## TASK DIRECTIONS
Repeat all of the material below exactly as written, images excluded.

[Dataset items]
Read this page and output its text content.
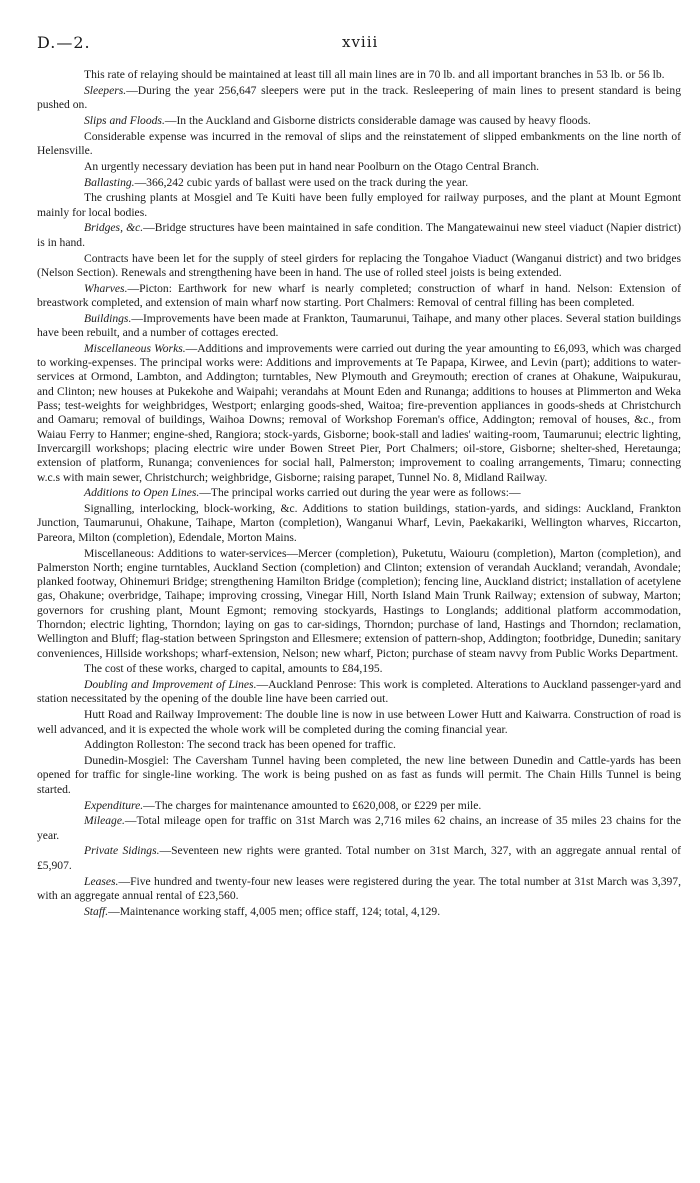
D.—2.	xviii

This rate of relaying should be maintained at least till all main lines are in 70 lb. and all important branches in 53 lb. or 56 lb.

Sleepers.—During the year 256,647 sleepers were put in the track. Resleepering of main lines to present standard is being pushed on.

Slips and Floods.—In the Auckland and Gisborne districts considerable damage was caused by heavy floods.

Considerable expense was incurred in the removal of slips and the reinstatement of slipped embankments on the line north of Helensville.

An urgently necessary deviation has been put in hand near Poolburn on the Otago Central Branch.

Ballasting.—366,242 cubic yards of ballast were used on the track during the year.

The crushing plants at Mosgiel and Te Kuiti have been fully employed for railway purposes, and the plant at Mount Egmont mainly for local bodies.

Bridges, &c.—Bridge structures have been maintained in safe condition. The Mangatewainui new steel viaduct (Napier district) is in hand.

Contracts have been let for the supply of steel girders for replacing the Tongahoe Viaduct (Wanganui district) and two bridges (Nelson Section). Renewals and strengthening have been in hand. The use of rolled steel joists is being extended.

Wharves.—Picton: Earthwork for new wharf is nearly completed; construction of wharf in hand. Nelson: Extension of breastwork completed, and extension of main wharf now starting. Port Chalmers: Removal of central filling has been completed.

Buildings.—Improvements have been made at Frankton, Taumarunui, Taihape, and many other places. Several station buildings have been rebuilt, and a number of cottages erected.

Miscellaneous Works.—Additions and improvements were carried out during the year amounting to £6,093, which was charged to working-expenses. The principal works were: Additions and improvements at Te Papapa, Kirwee, and Levin (part); additions to water-services at Ormond, Lambton, and Addington; turntables, New Plymouth and Greymouth; erection of cranes at Ohakune, Waipukurau, and Clinton; new houses at Pukekohe and Waipahi; verandahs at Mount Eden and Runanga; additions to houses at Plimmerton and Weka Pass; test-weights for weighbridges, Westport; enlarging goods-shed, Waitoa; fire-prevention appliances in goods-sheds at Christchurch and Oamaru; removal of buildings, Waihoa Downs; removal of Workshop Foreman's office, Addington; removal of houses, &c., from Waiau Ferry to Hanmer; engine-shed, Rangiora; stock-yards, Gisborne; book-stall and ladies' waiting-room, Taumarunui; electric lighting, Invercargill workshops; placing electric wire under Bowen Street Pier, Port Chalmers; oil-store, Gisborne; shelter-shed, Heretaunga; extension of platform, Runanga; conveniences for social hall, Palmerston; improvement to coaling arrangements, Timaru; connecting w.c.s with main sewer, Christchurch; weighbridge, Gisborne; raising parapet, Tunnel No. 8, Midland Railway.

Additions to Open Lines.—The principal works carried out during the year were as follows:—

Signalling, interlocking, block-working, &c. Additions to station buildings, station-yards, and sidings: Auckland, Frankton Junction, Taumarunui, Ohakune, Taihape, Marton (completion), Wanganui Wharf, Levin, Paekakariki, Wellington wharves, Riccarton, Pareora, Milton (completion), Edendale, Morton Mains.

Miscellaneous: Additions to water-services—Mercer (completion), Puketutu, Waiouru (completion), Marton (completion), and Palmerston North; engine turntables, Auckland Section (completion) and Clinton; extension of verandah Auckland; verandah, Avondale; planked footway, Ohinemuri Bridge; strengthening Hamilton Bridge (completion); fencing line, Auckland district; installation of acetylene gas, Ohakune; overbridge, Taihape; improving crossing, Vinegar Hill, North Island Main Trunk Railway; extension of subway, Marton; governors for crushing plant, Mount Egmont; removing stockyards, Hastings to Longlands; additional platform accommodation, Thorndon; electric lighting, Thorndon; laying on gas to car-sidings, Thorndon; purchase of land, Hastings and Thorndon; reclamation, Wellington and Bluff; flag-station between Springston and Ellesmere; extension of pattern-shop, Addington; footbridge, Dunedin; sanitary conveniences, Hillside workshops; wharf-extension, Nelson; new wharf, Picton; purchase of steam navvy from Public Works Department.

The cost of these works, charged to capital, amounts to £84,195.

Doubling and Improvement of Lines.—Auckland Penrose: This work is completed. Alterations to Auckland passenger-yard and station necessitated by the opening of the double line have been carried out.

Hutt Road and Railway Improvement: The double line is now in use between Lower Hutt and Kaiwarra. Construction of road is well advanced, and it is expected the whole work will be completed during the coming financial year.

Addington Rolleston: The second track has been opened for traffic.

Dunedin-Mosgiel: The Caversham Tunnel having been completed, the new line between Dunedin and Cattle-yards has been opened for traffic for single-line working. The work is being pushed on as fast as funds will permit. The Chain Hills Tunnel is being started.

Expenditure.—The charges for maintenance amounted to £620,008, or £229 per mile.

Mileage.—Total mileage open for traffic on 31st March was 2,716 miles 62 chains, an increase of 35 miles 23 chains for the year.

Private Sidings.—Seventeen new rights were granted. Total number on 31st March, 327, with an aggregate annual rental of £5,907.

Leases.—Five hundred and twenty-four new leases were registered during the year. The total number at 31st March was 3,397, with an aggregate annual rental of £23,560.

Staff.—Maintenance working staff, 4,005 men; office staff, 124; total, 4,129.
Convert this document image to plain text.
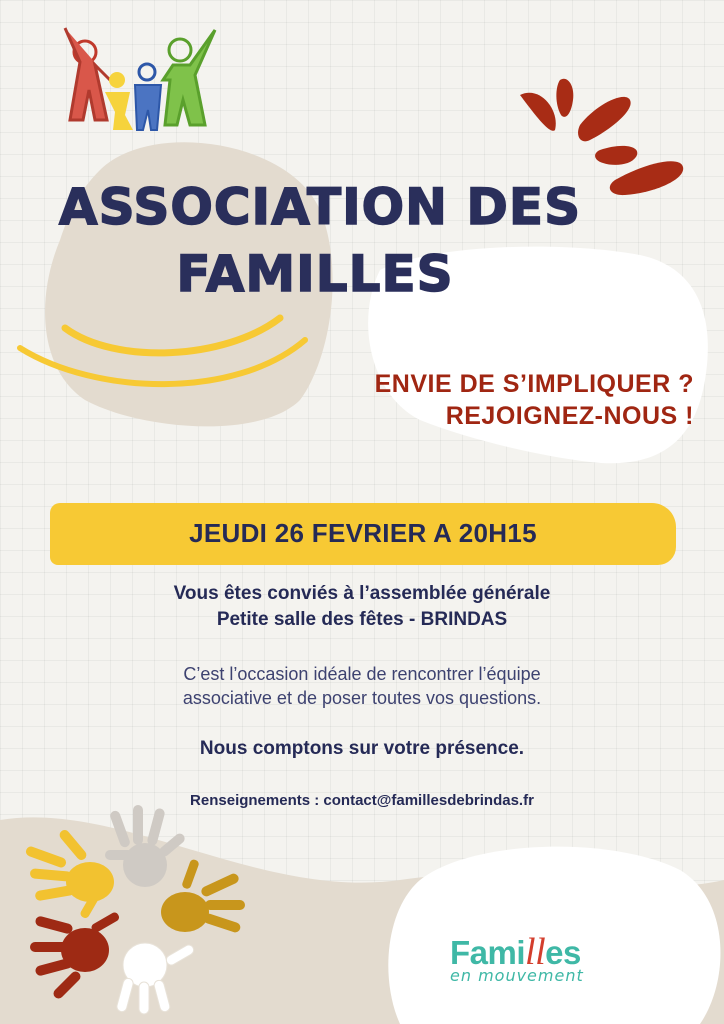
ASSOCIATION DES
FAMILLES
ENVIE DE S’IMPLIQUER ?
REJOIGNEZ-NOUS !
JEUDI 26 FEVRIER A 20H15
Vous êtes conviés à l’assemblée générale
Petite salle des fêtes - BRINDAS
C’est l’occasion idéale de rencontrer l’équipe
associative et de poser toutes vos questions.
Nous comptons sur votre présence.
Renseignements : contact@famillesdebrindas.fr
Familles
en mouvement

## OUTPUT FOR THIS EXERCISE
Read this page and output its text content.
D.—2.	xviii

This rate of relaying should be maintained at least till all main lines are in 70 lb. and all important branches in 53 lb. or 56 lb.

Sleepers.—During the year 256,647 sleepers were put in the track. Resleepering of main lines to present standard is being pushed on.

Slips and Floods.—In the Auckland and Gisborne districts considerable damage was caused by heavy floods.

Considerable expense was incurred in the removal of slips and the reinstatement of slipped embankments on the line north of Helensville.

An urgently necessary deviation has been put in hand near Poolburn on the Otago Central Branch.

Ballasting.—366,242 cubic yards of ballast were used on the track during the year.

The crushing plants at Mosgiel and Te Kuiti have been fully employed for railway purposes, and the plant at Mount Egmont mainly for local bodies.

Bridges, &c.—Bridge structures have been maintained in safe condition. The Mangatewainui new steel viaduct (Napier district) is in hand.

Contracts have been let for the supply of steel girders for replacing the Tongahoe Viaduct (Wanganui district) and two bridges (Nelson Section). Renewals and strengthening have been in hand. The use of rolled steel joists is being extended.

Wharves.—Picton: Earthwork for new wharf is nearly completed; construction of wharf in hand. Nelson: Extension of breastwork completed, and extension of main wharf now starting. Port Chalmers: Removal of central filling has been completed.

Buildings.—Improvements have been made at Frankton, Taumarunui, Taihape, and many other places. Several station buildings have been rebuilt, and a number of cottages erected.

Miscellaneous Works.—Additions and improvements were carried out during the year amounting to £6,093, which was charged to working-expenses. The principal works were: Additions and improvements at Te Papapa, Kirwee, and Levin (part); additions to water-services at Ormond, Lambton, and Addington; turntables, New Plymouth and Greymouth; erection of cranes at Ohakune, Waipukurau, and Clinton; new houses at Pukekohe and Waipahi; verandahs at Mount Eden and Runanga; additions to houses at Plimmerton and Weka Pass; test-weights for weighbridges, Westport; enlarging goods-shed, Waitoa; fire-prevention appliances in goods-sheds at Christchurch and Oamaru; removal of buildings, Waihoa Downs; removal of Workshop Foreman's office, Addington; removal of houses, &c., from Waiau Ferry to Hanmer; engine-shed, Rangiora; stock-yards, Gisborne; book-stall and ladies' waiting-room, Taumarunui; electric lighting, Invercargill workshops; placing electric wire under Bowen Street Pier, Port Chalmers; oil-store, Gisborne; shelter-shed, Heretaunga; extension of platform, Runanga; conveniences for social hall, Palmerston; improvement to coaling arrangements, Timaru; connecting w.c.s with main sewer, Christchurch; weighbridge, Gisborne; raising parapet, Tunnel No. 8, Midland Railway.

Additions to Open Lines.—The principal works carried out during the year were as follows:—

Signalling, interlocking, block-working, &c. Additions to station buildings, station-yards, and sidings: Auckland, Frankton Junction, Taumarunui, Ohakune, Taihape, Marton (completion), Wanganui Wharf, Levin, Paekakariki, Wellington wharves, Riccarton, Pareora, Milton (completion), Edendale, Morton Mains.

Miscellaneous: Additions to water-services—Mercer (completion), Puketutu, Waiouru (completion), Marton (completion), and Palmerston North; engine turntables, Auckland Section (completion) and Clinton; extension of verandah Auckland; verandah, Avondale; planked footway, Ohinemuri Bridge; strengthening Hamilton Bridge (completion); fencing line, Auckland district; installation of acetylene gas, Ohakune; overbridge, Taihape; improving crossing, Vinegar Hill, North Island Main Trunk Railway; extension of subway, Marton; governors for crushing plant, Mount Egmont; removing stockyards, Hastings to Longlands; additional platform accommodation, Thorndon; electric lighting, Thorndon; laying on gas to car-sidings, Thorndon; purchase of land, Hastings and Thorndon; reclamation, Wellington and Bluff; flag-station between Springston and Ellesmere; extension of pattern-shop, Addington; footbridge, Dunedin; sanitary conveniences, Hillside workshops; wharf-extension, Nelson; new wharf, Picton; purchase of steam navvy from Public Works Department.

The cost of these works, charged to capital, amounts to £84,195.

Doubling and Improvement of Lines.—Auckland Penrose: This work is completed. Alterations to Auckland passenger-yard and station necessitated by the opening of the double line have been carried out.

Hutt Road and Railway Improvement: The double line is now in use between Lower Hutt and Kaiwarra. Construction of road is well advanced, and it is expected the whole work will be completed during the coming financial year.

Addington Rolleston: The second track has been opened for traffic.

Dunedin-Mosgiel: The Caversham Tunnel having been completed, the new line between Dunedin and Cattle-yards has been opened for traffic for single-line working. The work is being pushed on as fast as funds will permit. The Chain Hills Tunnel is being started.

Expenditure.—The charges for maintenance amounted to £620,008, or £229 per mile.

Mileage.—Total mileage open for traffic on 31st March was 2,716 miles 62 chains, an increase of 35 miles 23 chains for the year.

Private Sidings.—Seventeen new rights were granted. Total number on 31st March, 327, with an aggregate annual rental of £5,907.

Leases.—Five hundred and twenty-four new leases were registered during the year. The total number at 31st March was 3,397, with an aggregate annual rental of £23,560.

Staff.—Maintenance working staff, 4,005 men; office staff, 124; total, 4,129.
Convert this document image to plain text.
ASSOCIATION DES
FAMILLES
ENVIE DE S’IMPLIQUER ?
REJOIGNEZ-NOUS !
JEUDI 26 FEVRIER A 20H15
Vous êtes conviés à l’assemblée générale
Petite salle des fêtes - BRINDAS
C’est l’occasion idéale de rencontrer l’équipe
associative et de poser toutes vos questions.
Nous comptons sur votre présence.
Renseignements : contact@famillesdebrindas.fr
Familles
en mouvement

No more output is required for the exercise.